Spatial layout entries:
* BEGIN *

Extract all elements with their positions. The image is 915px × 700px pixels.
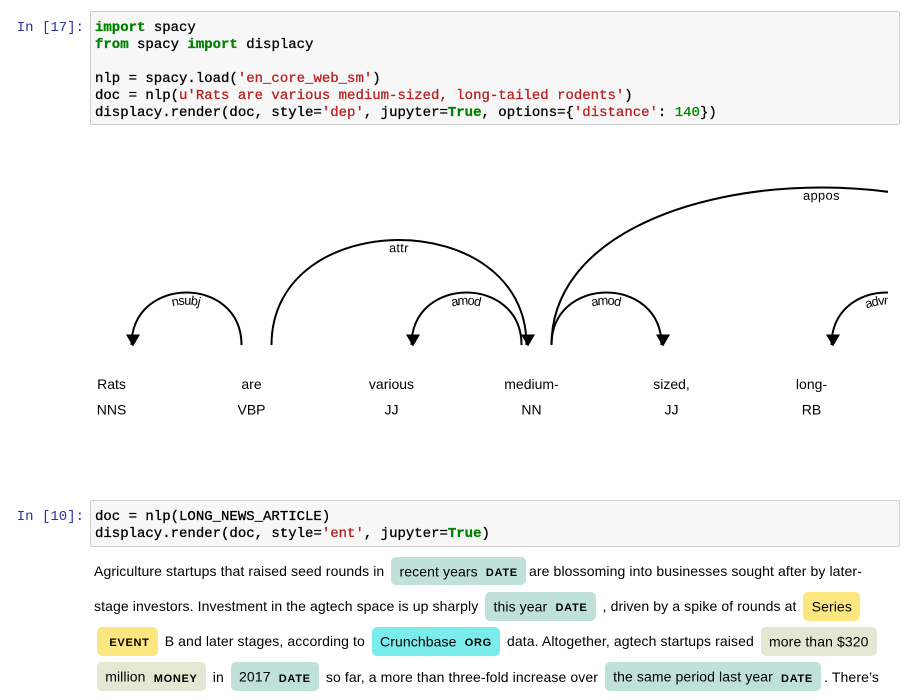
- svg-text:VBP: VBP: [237, 402, 265, 418]
- svg-text:nsubj: nsubj: [170, 293, 203, 310]
- svg-text:amod: amod: [450, 292, 484, 309]
- svg-text:are: are: [241, 376, 261, 392]
- svg-text:amod: amod: [590, 292, 624, 309]
- svg-text:JJ: JJ: [665, 402, 679, 418]
- svg-text:attr: attr: [389, 240, 410, 255]
- svg-text:Rats: Rats: [97, 376, 126, 392]
- svg-text:RB: RB: [802, 402, 821, 418]
- svg-text:sized,: sized,: [653, 376, 690, 392]
- svg-text:NN: NN: [521, 402, 541, 418]
- svg-text:appos: appos: [803, 188, 840, 203]
- svg-text:JJ: JJ: [385, 402, 399, 418]
- svg-text:NNS: NNS: [97, 402, 127, 418]
- svg-text:various: various: [369, 376, 414, 392]
- svg-text:long-: long-: [796, 376, 827, 392]
- svg-text:medium-: medium-: [504, 376, 559, 392]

* END *

# Exercise details
Could you copy out every line of the records above word for word, leaving out the picture?

# Answer to the exercise
Extract all elements with their positions. The image is 915px × 700px pixels.
- svg-text:VBP: VBP: [237, 402, 265, 418]
- svg-text:nsubj: nsubj: [170, 293, 203, 310]
- svg-text:amod: amod: [450, 292, 484, 309]
- svg-text:are: are: [241, 376, 261, 392]
- svg-text:amod: amod: [590, 292, 624, 309]
- svg-text:JJ: JJ: [665, 402, 679, 418]
- svg-text:attr: attr: [389, 240, 410, 255]
- svg-text:Rats: Rats: [97, 376, 126, 392]
- svg-text:RB: RB: [802, 402, 821, 418]
- svg-text:sized,: sized,: [653, 376, 690, 392]
- svg-text:NN: NN: [521, 402, 541, 418]
- svg-text:appos: appos: [803, 188, 840, 203]
- svg-text:JJ: JJ: [385, 402, 399, 418]
- svg-text:NNS: NNS: [97, 402, 127, 418]
- svg-text:various: various: [369, 376, 414, 392]
- svg-text:long-: long-: [796, 376, 827, 392]
- svg-text:medium-: medium-: [504, 376, 559, 392]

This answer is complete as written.